**TO DO**
Copy out the lines that include the word "type".

(Source data)
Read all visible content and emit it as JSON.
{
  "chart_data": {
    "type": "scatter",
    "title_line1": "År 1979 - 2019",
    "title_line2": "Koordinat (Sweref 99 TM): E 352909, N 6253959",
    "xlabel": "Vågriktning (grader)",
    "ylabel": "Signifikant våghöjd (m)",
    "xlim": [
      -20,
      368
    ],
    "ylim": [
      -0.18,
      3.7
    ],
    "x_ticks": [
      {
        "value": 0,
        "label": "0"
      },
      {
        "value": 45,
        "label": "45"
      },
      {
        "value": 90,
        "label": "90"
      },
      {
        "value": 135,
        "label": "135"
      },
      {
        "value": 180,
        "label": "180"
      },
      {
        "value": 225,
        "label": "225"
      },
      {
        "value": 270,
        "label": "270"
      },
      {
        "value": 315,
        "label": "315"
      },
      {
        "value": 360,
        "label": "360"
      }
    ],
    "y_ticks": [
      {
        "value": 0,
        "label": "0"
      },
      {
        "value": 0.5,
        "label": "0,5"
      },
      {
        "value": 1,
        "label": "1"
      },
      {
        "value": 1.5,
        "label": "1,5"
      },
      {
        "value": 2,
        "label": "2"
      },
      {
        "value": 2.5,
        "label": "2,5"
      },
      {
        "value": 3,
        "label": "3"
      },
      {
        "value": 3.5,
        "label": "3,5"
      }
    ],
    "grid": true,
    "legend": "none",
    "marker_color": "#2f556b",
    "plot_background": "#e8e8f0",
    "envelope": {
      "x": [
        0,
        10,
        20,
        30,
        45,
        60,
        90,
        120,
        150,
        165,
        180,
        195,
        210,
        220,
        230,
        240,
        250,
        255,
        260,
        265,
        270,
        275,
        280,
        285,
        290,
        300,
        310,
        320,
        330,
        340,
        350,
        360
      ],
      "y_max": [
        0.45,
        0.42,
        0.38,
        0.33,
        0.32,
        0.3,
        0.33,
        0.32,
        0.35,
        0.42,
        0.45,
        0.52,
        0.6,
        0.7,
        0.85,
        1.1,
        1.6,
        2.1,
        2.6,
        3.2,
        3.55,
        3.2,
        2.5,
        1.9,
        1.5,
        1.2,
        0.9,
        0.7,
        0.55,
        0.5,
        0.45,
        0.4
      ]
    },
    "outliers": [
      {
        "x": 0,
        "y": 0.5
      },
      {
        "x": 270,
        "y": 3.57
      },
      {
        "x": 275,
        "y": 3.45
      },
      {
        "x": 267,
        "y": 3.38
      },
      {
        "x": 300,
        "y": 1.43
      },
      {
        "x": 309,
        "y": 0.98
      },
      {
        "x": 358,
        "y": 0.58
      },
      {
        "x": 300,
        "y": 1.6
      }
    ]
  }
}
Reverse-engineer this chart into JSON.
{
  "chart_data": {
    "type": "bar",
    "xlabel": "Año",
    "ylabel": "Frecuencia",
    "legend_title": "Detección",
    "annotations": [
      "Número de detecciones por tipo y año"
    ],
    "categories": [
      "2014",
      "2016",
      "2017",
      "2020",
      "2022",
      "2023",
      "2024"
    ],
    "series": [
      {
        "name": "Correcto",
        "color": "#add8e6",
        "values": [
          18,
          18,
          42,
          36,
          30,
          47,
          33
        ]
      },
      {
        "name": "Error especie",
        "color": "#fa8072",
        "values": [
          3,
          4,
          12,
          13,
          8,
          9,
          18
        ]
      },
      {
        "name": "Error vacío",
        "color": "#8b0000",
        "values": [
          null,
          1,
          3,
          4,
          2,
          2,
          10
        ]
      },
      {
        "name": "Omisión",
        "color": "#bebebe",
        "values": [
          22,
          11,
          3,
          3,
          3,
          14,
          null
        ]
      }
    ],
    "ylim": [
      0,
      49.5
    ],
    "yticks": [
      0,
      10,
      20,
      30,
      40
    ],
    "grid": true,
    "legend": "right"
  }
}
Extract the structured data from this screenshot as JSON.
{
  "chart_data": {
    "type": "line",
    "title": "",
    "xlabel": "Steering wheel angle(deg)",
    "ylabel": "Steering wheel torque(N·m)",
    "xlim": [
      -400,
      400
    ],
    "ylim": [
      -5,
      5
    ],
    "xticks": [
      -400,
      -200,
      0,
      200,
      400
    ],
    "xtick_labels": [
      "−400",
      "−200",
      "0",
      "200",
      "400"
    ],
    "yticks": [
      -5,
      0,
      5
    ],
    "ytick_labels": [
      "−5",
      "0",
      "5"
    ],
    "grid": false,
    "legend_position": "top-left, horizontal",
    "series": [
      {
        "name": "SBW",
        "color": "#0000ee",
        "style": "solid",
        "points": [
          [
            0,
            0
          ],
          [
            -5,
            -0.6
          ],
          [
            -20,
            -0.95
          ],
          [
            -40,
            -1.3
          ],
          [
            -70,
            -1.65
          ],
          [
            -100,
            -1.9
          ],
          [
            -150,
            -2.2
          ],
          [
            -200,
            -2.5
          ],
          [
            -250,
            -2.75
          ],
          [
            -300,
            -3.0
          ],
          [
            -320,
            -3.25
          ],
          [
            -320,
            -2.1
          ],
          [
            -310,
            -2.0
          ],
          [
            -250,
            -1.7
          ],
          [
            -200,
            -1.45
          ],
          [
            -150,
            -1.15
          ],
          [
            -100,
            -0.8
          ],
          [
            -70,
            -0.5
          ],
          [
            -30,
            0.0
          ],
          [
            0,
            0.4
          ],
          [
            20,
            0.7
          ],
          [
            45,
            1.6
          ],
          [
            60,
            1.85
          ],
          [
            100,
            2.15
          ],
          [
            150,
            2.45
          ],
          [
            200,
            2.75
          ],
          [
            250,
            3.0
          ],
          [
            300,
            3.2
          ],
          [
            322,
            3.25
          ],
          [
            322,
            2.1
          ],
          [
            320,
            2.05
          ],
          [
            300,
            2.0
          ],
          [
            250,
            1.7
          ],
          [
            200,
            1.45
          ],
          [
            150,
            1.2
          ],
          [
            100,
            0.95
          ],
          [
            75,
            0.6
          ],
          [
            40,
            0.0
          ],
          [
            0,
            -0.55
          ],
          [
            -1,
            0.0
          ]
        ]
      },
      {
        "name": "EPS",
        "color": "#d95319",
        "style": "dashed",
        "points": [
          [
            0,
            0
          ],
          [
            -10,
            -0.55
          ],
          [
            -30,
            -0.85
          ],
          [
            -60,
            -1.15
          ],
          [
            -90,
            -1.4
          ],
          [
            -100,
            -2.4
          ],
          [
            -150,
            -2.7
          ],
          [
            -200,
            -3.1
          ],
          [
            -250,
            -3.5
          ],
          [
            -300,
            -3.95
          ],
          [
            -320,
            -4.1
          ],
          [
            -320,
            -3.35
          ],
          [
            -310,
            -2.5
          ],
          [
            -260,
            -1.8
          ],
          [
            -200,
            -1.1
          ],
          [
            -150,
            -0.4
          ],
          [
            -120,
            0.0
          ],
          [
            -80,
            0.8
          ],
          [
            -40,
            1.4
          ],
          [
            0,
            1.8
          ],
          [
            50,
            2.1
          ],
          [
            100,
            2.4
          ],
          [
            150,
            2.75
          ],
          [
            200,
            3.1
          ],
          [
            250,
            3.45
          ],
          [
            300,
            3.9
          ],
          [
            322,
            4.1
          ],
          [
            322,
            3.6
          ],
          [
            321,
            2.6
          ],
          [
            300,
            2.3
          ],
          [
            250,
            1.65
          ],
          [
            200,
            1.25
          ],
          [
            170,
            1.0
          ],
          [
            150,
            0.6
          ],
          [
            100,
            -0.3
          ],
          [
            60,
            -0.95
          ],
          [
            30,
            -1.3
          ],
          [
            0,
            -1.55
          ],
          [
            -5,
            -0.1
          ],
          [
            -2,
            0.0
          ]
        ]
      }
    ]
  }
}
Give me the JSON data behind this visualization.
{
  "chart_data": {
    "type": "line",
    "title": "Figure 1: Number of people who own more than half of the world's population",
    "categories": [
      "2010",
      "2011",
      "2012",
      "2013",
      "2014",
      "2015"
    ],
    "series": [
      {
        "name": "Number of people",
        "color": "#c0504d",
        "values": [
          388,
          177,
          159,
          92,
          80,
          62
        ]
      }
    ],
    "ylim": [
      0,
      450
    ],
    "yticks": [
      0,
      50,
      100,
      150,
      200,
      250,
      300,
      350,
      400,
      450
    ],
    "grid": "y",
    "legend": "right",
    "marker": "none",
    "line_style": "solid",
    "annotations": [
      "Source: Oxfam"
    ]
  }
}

**ANSWER BELOW**
    "type": "scatter",
    "type": "bar",
    "type": "line",
    "type": "line",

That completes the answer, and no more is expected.